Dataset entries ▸

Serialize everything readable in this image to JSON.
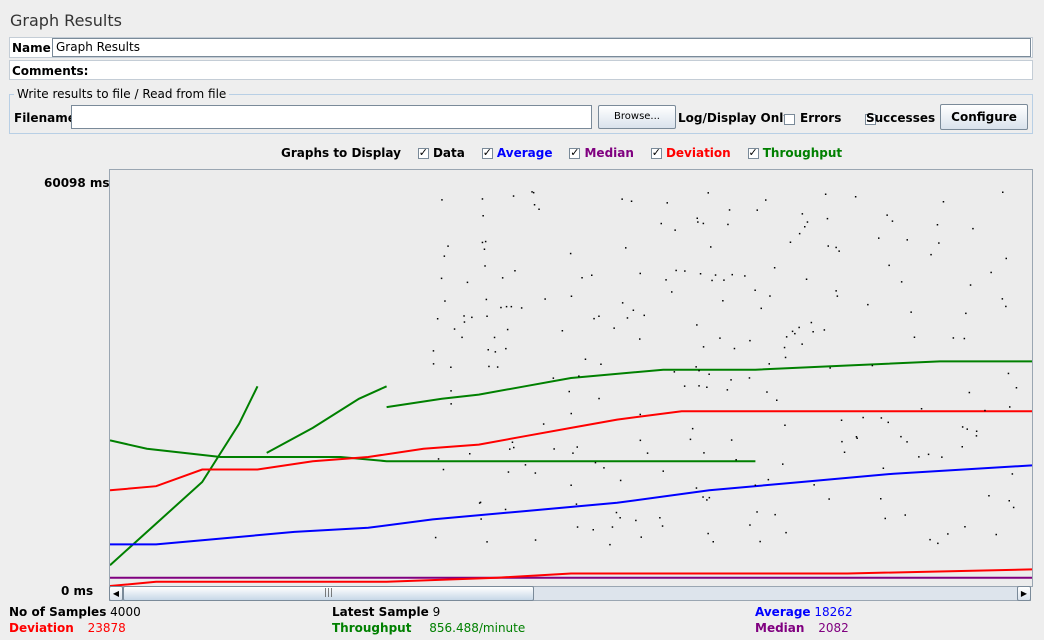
{
  "window": {
    "title": "Graph Results"
  },
  "name": {
    "label": "Name:",
    "value": "Graph Results"
  },
  "comments": {
    "label": "Comments:",
    "value": ""
  },
  "file": {
    "legend": "Write results to file / Read from file",
    "filename_label": "Filename",
    "filename_value": "",
    "browse_label": "Browse...",
    "log_display_label": "Log/Display Only:",
    "errors_label": "Errors",
    "errors_checked": false,
    "successes_label": "Successes",
    "successes_checked": false,
    "configure_label": "Configure"
  },
  "graphs_to_display": {
    "label": "Graphs to Display",
    "items": [
      {
        "label": "Data",
        "checked": true,
        "color": "#000000"
      },
      {
        "label": "Average",
        "checked": true,
        "color": "#0000ff"
      },
      {
        "label": "Median",
        "checked": true,
        "color": "#800080"
      },
      {
        "label": "Deviation",
        "checked": true,
        "color": "#ff0000"
      },
      {
        "label": "Throughput",
        "checked": true,
        "color": "#008000"
      }
    ]
  },
  "chart_data": {
    "type": "line",
    "ylim": [
      0,
      60098
    ],
    "y_top_label": "60098 ms",
    "y_bottom_label": "0 ms",
    "series": [
      {
        "key": "throughput",
        "color": "#008000",
        "points": [
          [
            0,
            0.65
          ],
          [
            0.04,
            0.67
          ],
          [
            0.08,
            0.68
          ],
          [
            0.12,
            0.69
          ],
          [
            0.18,
            0.69
          ],
          [
            0.25,
            0.69
          ],
          [
            0.3,
            0.7
          ],
          [
            0.4,
            0.7
          ],
          [
            0.5,
            0.7
          ],
          [
            0.6,
            0.7
          ],
          [
            0.7,
            0.7
          ]
        ]
      },
      {
        "key": "throughput-b",
        "color": "#008000",
        "points": [
          [
            0.0,
            0.95
          ],
          [
            0.05,
            0.85
          ],
          [
            0.1,
            0.75
          ],
          [
            0.14,
            0.61
          ],
          [
            0.16,
            0.52
          ]
        ]
      },
      {
        "key": "throughput-c",
        "color": "#008000",
        "points": [
          [
            0.17,
            0.68
          ],
          [
            0.22,
            0.62
          ],
          [
            0.27,
            0.55
          ],
          [
            0.3,
            0.52
          ]
        ]
      },
      {
        "key": "throughput-d",
        "color": "#008000",
        "points": [
          [
            0.3,
            0.57
          ],
          [
            0.36,
            0.55
          ],
          [
            0.4,
            0.54
          ],
          [
            0.45,
            0.52
          ],
          [
            0.5,
            0.5
          ],
          [
            0.6,
            0.48
          ],
          [
            0.7,
            0.48
          ],
          [
            0.8,
            0.47
          ],
          [
            0.9,
            0.46
          ],
          [
            1.0,
            0.46
          ]
        ]
      },
      {
        "key": "deviation",
        "color": "#ff0000",
        "points": [
          [
            0,
            0.77
          ],
          [
            0.05,
            0.76
          ],
          [
            0.1,
            0.72
          ],
          [
            0.16,
            0.72
          ],
          [
            0.22,
            0.7
          ],
          [
            0.28,
            0.69
          ],
          [
            0.34,
            0.67
          ],
          [
            0.4,
            0.66
          ],
          [
            0.45,
            0.64
          ],
          [
            0.5,
            0.62
          ],
          [
            0.55,
            0.6
          ],
          [
            0.62,
            0.58
          ],
          [
            0.68,
            0.58
          ],
          [
            0.75,
            0.58
          ],
          [
            0.85,
            0.58
          ],
          [
            1.0,
            0.58
          ]
        ]
      },
      {
        "key": "average",
        "color": "#0000ff",
        "points": [
          [
            0,
            0.9
          ],
          [
            0.05,
            0.9
          ],
          [
            0.1,
            0.89
          ],
          [
            0.2,
            0.87
          ],
          [
            0.28,
            0.86
          ],
          [
            0.35,
            0.84
          ],
          [
            0.45,
            0.82
          ],
          [
            0.55,
            0.8
          ],
          [
            0.65,
            0.77
          ],
          [
            0.75,
            0.75
          ],
          [
            0.85,
            0.73
          ],
          [
            1.0,
            0.71
          ]
        ]
      },
      {
        "key": "median",
        "color": "#800080",
        "points": [
          [
            0,
            0.98
          ],
          [
            0.2,
            0.98
          ],
          [
            0.4,
            0.98
          ],
          [
            0.6,
            0.98
          ],
          [
            0.8,
            0.98
          ],
          [
            1.0,
            0.98
          ]
        ]
      },
      {
        "key": "deviation-low",
        "color": "#ff0000",
        "points": [
          [
            0,
            1.0
          ],
          [
            0.05,
            0.99
          ],
          [
            0.1,
            0.99
          ],
          [
            0.2,
            0.99
          ],
          [
            0.3,
            0.99
          ],
          [
            0.42,
            0.98
          ],
          [
            0.5,
            0.97
          ],
          [
            0.6,
            0.97
          ],
          [
            0.8,
            0.97
          ],
          [
            1.0,
            0.96
          ]
        ]
      }
    ]
  },
  "scroll": {
    "left_arrow": "◀",
    "right_arrow": "▶",
    "thumb_grip": "|||"
  },
  "stats": {
    "samples_label": "No of Samples",
    "samples_value": "4000",
    "latest_label": "Latest Sample",
    "latest_value": "9",
    "average_label": "Average",
    "average_value": "18262",
    "deviation_label": "Deviation",
    "deviation_value": "23878",
    "throughput_label": "Throughput",
    "throughput_value": "856.488/minute",
    "median_label": "Median",
    "median_value": "2082"
  }
}
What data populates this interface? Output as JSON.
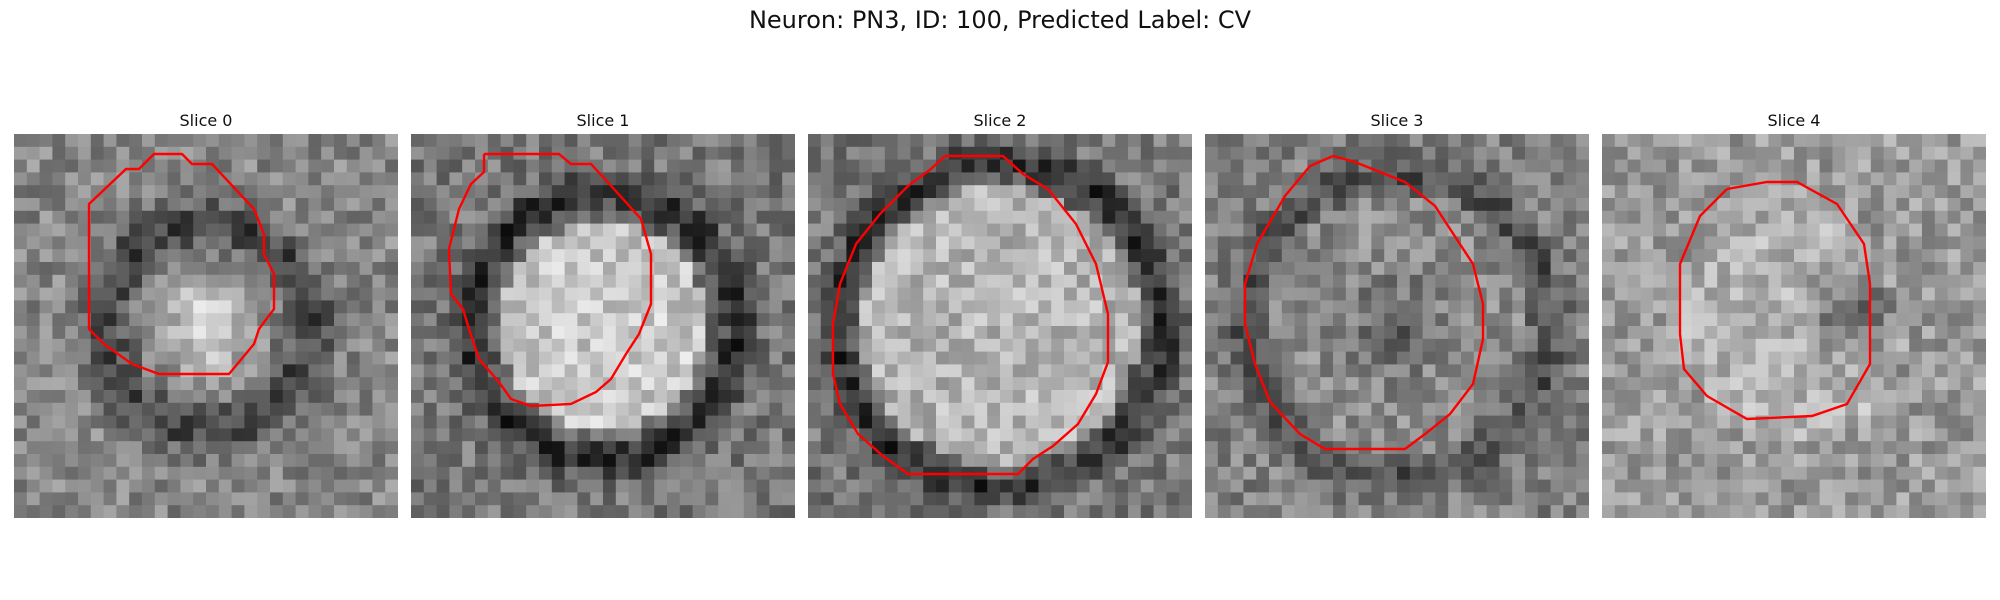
{
  "figure": {
    "title": "Neuron: PN3, ID: 100, Predicted Label: CV"
  },
  "panels": [
    {
      "title": "Slice 0",
      "seed": 11,
      "profile": "bright-core"
    },
    {
      "title": "Slice 1",
      "seed": 23,
      "profile": "bright-disc"
    },
    {
      "title": "Slice 2",
      "seed": 37,
      "profile": "bright-disc-large"
    },
    {
      "title": "Slice 3",
      "seed": 53,
      "profile": "mottled"
    },
    {
      "title": "Slice 4",
      "seed": 71,
      "profile": "dark-core"
    }
  ],
  "colors": {
    "contour": "#ff0000"
  }
}
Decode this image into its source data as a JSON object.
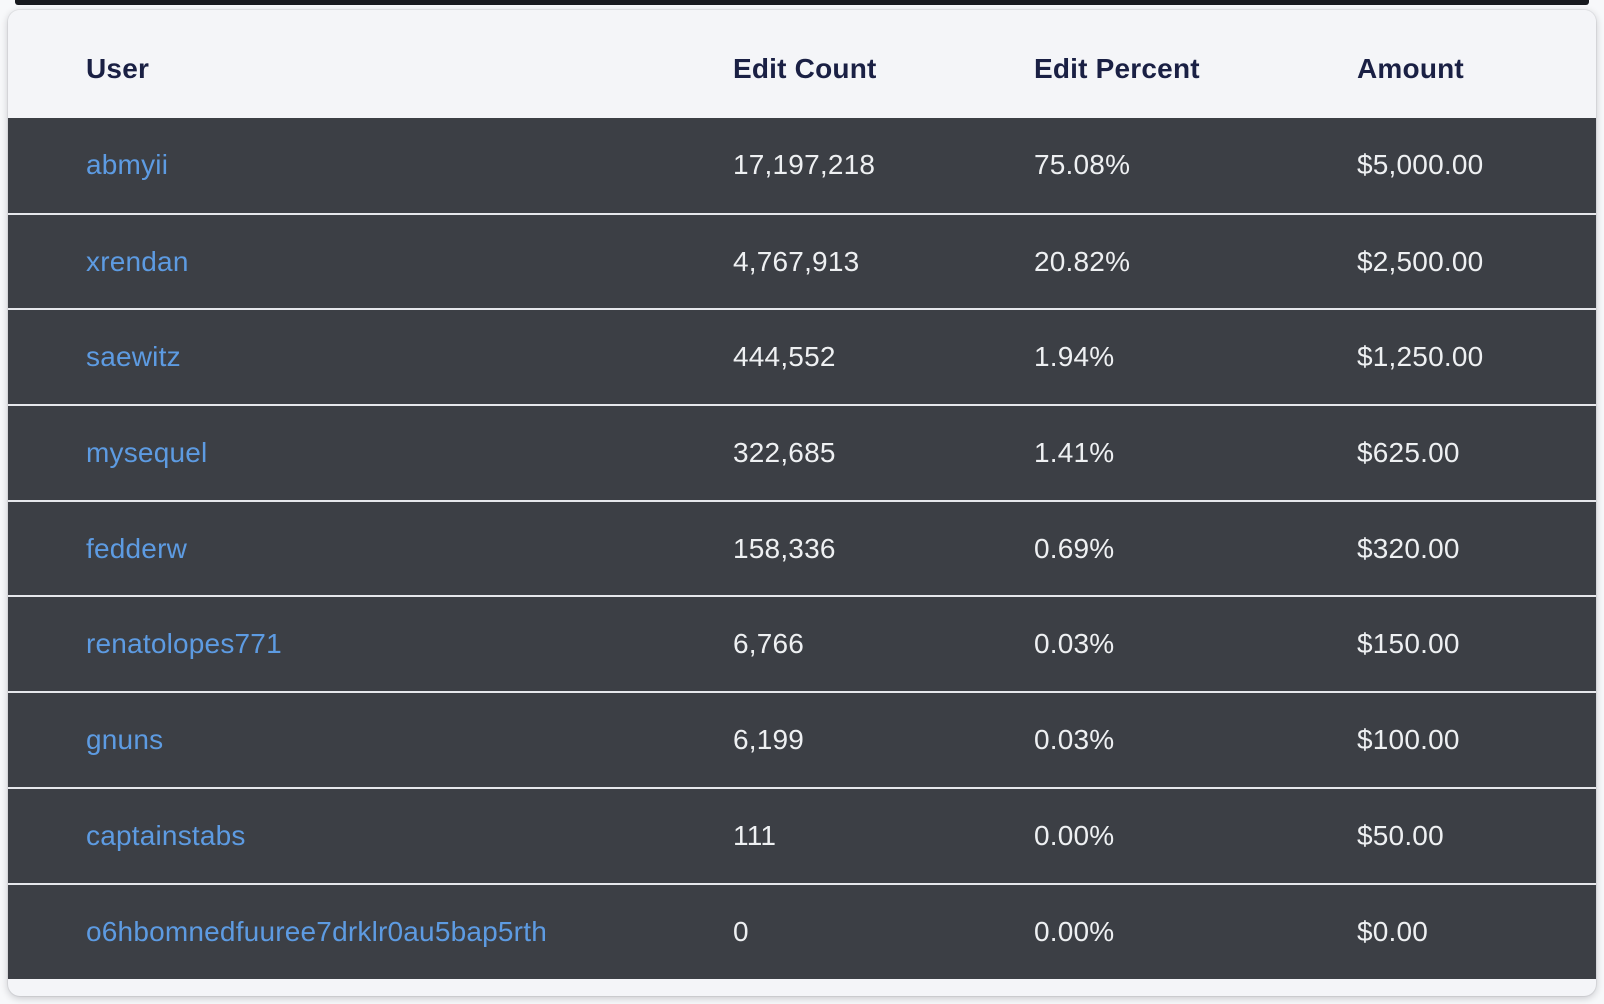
{
  "colors": {
    "page_bg": "#f7f8fa",
    "top_strip": "#17191e",
    "header_bg": "#f4f5f8",
    "header_text": "#1a2044",
    "row_bg": "#3c3f45",
    "separator": "#e6e7eb",
    "body_text": "#eef0f2",
    "link_blue": "#5d9be2",
    "amount_green": "#4ecb7d"
  },
  "table": {
    "columns": [
      {
        "key": "user",
        "label": "User"
      },
      {
        "key": "edit_count",
        "label": "Edit Count"
      },
      {
        "key": "edit_percent",
        "label": "Edit Percent"
      },
      {
        "key": "amount",
        "label": "Amount"
      }
    ],
    "rows": [
      {
        "user": "abmyii",
        "edit_count": "17,197,218",
        "edit_percent": "75.08%",
        "amount": "$5,000.00"
      },
      {
        "user": "xrendan",
        "edit_count": "4,767,913",
        "edit_percent": "20.82%",
        "amount": "$2,500.00"
      },
      {
        "user": "saewitz",
        "edit_count": "444,552",
        "edit_percent": "1.94%",
        "amount": "$1,250.00"
      },
      {
        "user": "mysequel",
        "edit_count": "322,685",
        "edit_percent": "1.41%",
        "amount": "$625.00"
      },
      {
        "user": "fedderw",
        "edit_count": "158,336",
        "edit_percent": "0.69%",
        "amount": "$320.00"
      },
      {
        "user": "renatolopes771",
        "edit_count": "6,766",
        "edit_percent": "0.03%",
        "amount": "$150.00"
      },
      {
        "user": "gnuns",
        "edit_count": "6,199",
        "edit_percent": "0.03%",
        "amount": "$100.00"
      },
      {
        "user": "captainstabs",
        "edit_count": "111",
        "edit_percent": "0.00%",
        "amount": "$50.00"
      },
      {
        "user": "o6hbomnedfuuree7drklr0au5bap5rth",
        "edit_count": "0",
        "edit_percent": "0.00%",
        "amount": "$0.00"
      }
    ]
  }
}
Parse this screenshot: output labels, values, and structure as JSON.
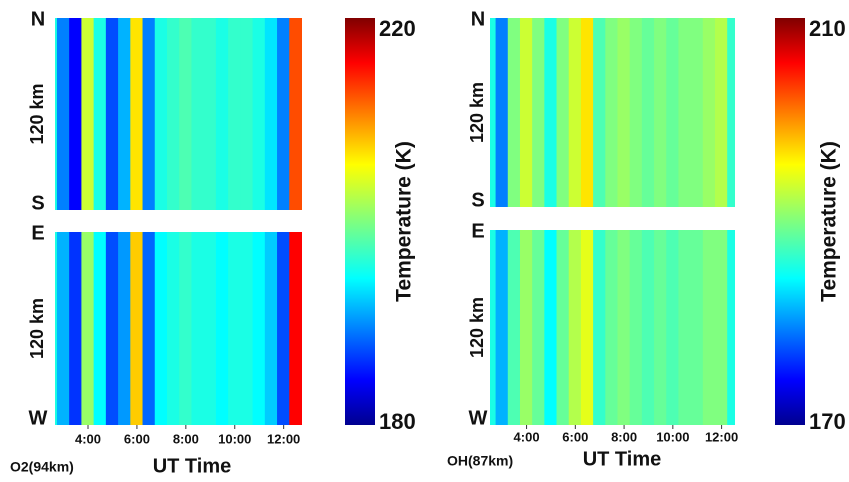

Goal of the exercise ▸ Identify each line of the material where the word "title" shows up, and copy it.

Result for this task ▸
    "title": "Graph Results"
    "title": "Neuron: PN3, ID: 100, Predicted Label: CV"
      "title": "Slice 0",
      "title": "Slice 1",
      "title": "Slice 2",
      "title": "Slice 3",
      "title": "Slice 4",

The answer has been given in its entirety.